GIVEN DATA:

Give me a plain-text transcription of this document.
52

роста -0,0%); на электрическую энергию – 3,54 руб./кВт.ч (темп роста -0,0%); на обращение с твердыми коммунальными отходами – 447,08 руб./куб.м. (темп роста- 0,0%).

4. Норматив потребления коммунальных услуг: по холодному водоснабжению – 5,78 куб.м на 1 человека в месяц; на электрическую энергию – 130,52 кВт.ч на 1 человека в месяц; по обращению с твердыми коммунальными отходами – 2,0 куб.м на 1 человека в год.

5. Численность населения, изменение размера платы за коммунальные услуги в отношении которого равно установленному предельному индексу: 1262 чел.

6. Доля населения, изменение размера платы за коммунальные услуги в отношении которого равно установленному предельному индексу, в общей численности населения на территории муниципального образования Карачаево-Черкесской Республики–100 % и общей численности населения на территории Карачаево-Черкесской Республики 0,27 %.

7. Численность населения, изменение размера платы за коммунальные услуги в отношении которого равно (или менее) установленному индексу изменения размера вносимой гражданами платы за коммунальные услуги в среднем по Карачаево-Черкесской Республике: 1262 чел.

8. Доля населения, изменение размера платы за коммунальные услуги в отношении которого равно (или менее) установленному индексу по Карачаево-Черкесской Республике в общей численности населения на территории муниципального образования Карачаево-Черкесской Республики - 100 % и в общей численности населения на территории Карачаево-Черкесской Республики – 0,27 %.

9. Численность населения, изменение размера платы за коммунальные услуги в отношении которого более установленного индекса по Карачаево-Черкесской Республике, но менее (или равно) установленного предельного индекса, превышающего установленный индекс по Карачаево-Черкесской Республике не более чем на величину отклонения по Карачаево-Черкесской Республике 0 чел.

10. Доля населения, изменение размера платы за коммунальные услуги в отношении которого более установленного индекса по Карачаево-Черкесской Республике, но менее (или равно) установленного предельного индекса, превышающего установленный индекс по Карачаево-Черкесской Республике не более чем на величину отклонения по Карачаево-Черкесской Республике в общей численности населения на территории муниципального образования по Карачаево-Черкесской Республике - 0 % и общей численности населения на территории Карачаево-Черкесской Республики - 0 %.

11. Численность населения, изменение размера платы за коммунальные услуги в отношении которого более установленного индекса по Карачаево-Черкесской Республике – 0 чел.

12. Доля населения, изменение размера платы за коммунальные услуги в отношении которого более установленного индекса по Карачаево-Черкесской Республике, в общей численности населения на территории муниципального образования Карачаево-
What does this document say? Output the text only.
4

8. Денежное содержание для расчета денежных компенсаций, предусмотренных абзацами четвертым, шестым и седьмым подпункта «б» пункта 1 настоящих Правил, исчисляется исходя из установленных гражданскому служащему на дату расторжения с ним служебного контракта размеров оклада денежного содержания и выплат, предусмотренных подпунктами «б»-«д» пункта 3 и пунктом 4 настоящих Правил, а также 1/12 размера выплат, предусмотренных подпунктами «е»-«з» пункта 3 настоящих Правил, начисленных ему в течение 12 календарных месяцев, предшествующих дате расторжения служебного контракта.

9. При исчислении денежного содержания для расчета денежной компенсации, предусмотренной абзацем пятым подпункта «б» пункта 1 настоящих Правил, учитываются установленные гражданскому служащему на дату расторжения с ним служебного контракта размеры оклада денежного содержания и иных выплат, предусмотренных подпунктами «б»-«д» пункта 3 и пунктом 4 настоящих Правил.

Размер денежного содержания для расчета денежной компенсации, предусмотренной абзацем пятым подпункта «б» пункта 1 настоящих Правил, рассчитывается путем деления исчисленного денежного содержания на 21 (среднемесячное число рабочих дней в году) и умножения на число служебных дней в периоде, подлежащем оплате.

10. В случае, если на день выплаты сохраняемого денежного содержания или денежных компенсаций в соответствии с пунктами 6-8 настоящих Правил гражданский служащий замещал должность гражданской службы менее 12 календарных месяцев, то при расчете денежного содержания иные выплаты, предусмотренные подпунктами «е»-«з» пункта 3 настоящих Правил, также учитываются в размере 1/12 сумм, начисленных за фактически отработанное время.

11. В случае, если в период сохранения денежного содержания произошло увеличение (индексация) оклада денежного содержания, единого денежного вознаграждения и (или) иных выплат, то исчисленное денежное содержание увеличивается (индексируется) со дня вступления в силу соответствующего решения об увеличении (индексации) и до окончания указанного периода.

SHORT TASK:
Reproduce the entire listing word for word.

FINISHED EXERCISE:
Give me a plain-text transcription of this document.
52

роста -0,0%); на электрическую энергию – 3,54 руб./кВт.ч (темп роста -0,0%); на обращение с твердыми коммунальными отходами – 447,08 руб./куб.м. (темп роста- 0,0%).

4. Норматив потребления коммунальных услуг: по холодному водоснабжению – 5,78 куб.м на 1 человека в месяц; на электрическую энергию – 130,52 кВт.ч на 1 человека в месяц; по обращению с твердыми коммунальными отходами – 2,0 куб.м на 1 человека в год.

5. Численность населения, изменение размера платы за коммунальные услуги в отношении которого равно установленному предельному индексу: 1262 чел.

6. Доля населения, изменение размера платы за коммунальные услуги в отношении которого равно установленному предельному индексу, в общей численности населения на территории муниципального образования Карачаево-Черкесской Республики–100 % и общей численности населения на территории Карачаево-Черкесской Республики 0,27 %.

7. Численность населения, изменение размера платы за коммунальные услуги в отношении которого равно (или менее) установленному индексу изменения размера вносимой гражданами платы за коммунальные услуги в среднем по Карачаево-Черкесской Республике: 1262 чел.

8. Доля населения, изменение размера платы за коммунальные услуги в отношении которого равно (или менее) установленному индексу по Карачаево-Черкесской Республике в общей численности населения на территории муниципального образования Карачаево-Черкесской Республики - 100 % и в общей численности населения на территории Карачаево-Черкесской Республики – 0,27 %.

9. Численность населения, изменение размера платы за коммунальные услуги в отношении которого более установленного индекса по Карачаево-Черкесской Республике, но менее (или равно) установленного предельного индекса, превышающего установленный индекс по Карачаево-Черкесской Республике не более чем на величину отклонения по Карачаево-Черкесской Республике 0 чел.

10. Доля населения, изменение размера платы за коммунальные услуги в отношении которого более установленного индекса по Карачаево-Черкесской Республике, но менее (или равно) установленного предельного индекса, превышающего установленный индекс по Карачаево-Черкесской Республике не более чем на величину отклонения по Карачаево-Черкесской Республике в общей численности населения на территории муниципального образования по Карачаево-Черкесской Республике - 0 % и общей численности населения на территории Карачаево-Черкесской Республики - 0 %.

11. Численность населения, изменение размера платы за коммунальные услуги в отношении которого более установленного индекса по Карачаево-Черкесской Республике – 0 чел.

12. Доля населения, изменение размера платы за коммунальные услуги в отношении которого более установленного индекса по Карачаево-Черкесской Республике, в общей численности населения на территории муниципального образования Карачаево-
What does this document say? Output the text only.
4

8. Денежное содержание для расчета денежных компенсаций, предусмотренных абзацами четвертым, шестым и седьмым подпункта «б» пункта 1 настоящих Правил, исчисляется исходя из установленных гражданскому служащему на дату расторжения с ним служебного контракта размеров оклада денежного содержания и выплат, предусмотренных подпунктами «б»-«д» пункта 3 и пунктом 4 настоящих Правил, а также 1/12 размера выплат, предусмотренных подпунктами «е»-«з» пункта 3 настоящих Правил, начисленных ему в течение 12 календарных месяцев, предшествующих дате расторжения служебного контракта.

9. При исчислении денежного содержания для расчета денежной компенсации, предусмотренной абзацем пятым подпункта «б» пункта 1 настоящих Правил, учитываются установленные гражданскому служащему на дату расторжения с ним служебного контракта размеры оклада денежного содержания и иных выплат, предусмотренных подпунктами «б»-«д» пункта 3 и пунктом 4 настоящих Правил.

Размер денежного содержания для расчета денежной компенсации, предусмотренной абзацем пятым подпункта «б» пункта 1 настоящих Правил, рассчитывается путем деления исчисленного денежного содержания на 21 (среднемесячное число рабочих дней в году) и умножения на число служебных дней в периоде, подлежащем оплате.

10. В случае, если на день выплаты сохраняемого денежного содержания или денежных компенсаций в соответствии с пунктами 6-8 настоящих Правил гражданский служащий замещал должность гражданской службы менее 12 календарных месяцев, то при расчете денежного содержания иные выплаты, предусмотренные подпунктами «е»-«з» пункта 3 настоящих Правил, также учитываются в размере 1/12 сумм, начисленных за фактически отработанное время.

11. В случае, если в период сохранения денежного содержания произошло увеличение (индексация) оклада денежного содержания, единого денежного вознаграждения и (или) иных выплат, то исчисленное денежное содержание увеличивается (индексируется) со дня вступления в силу соответствующего решения об увеличении (индексации) и до окончания указанного периода.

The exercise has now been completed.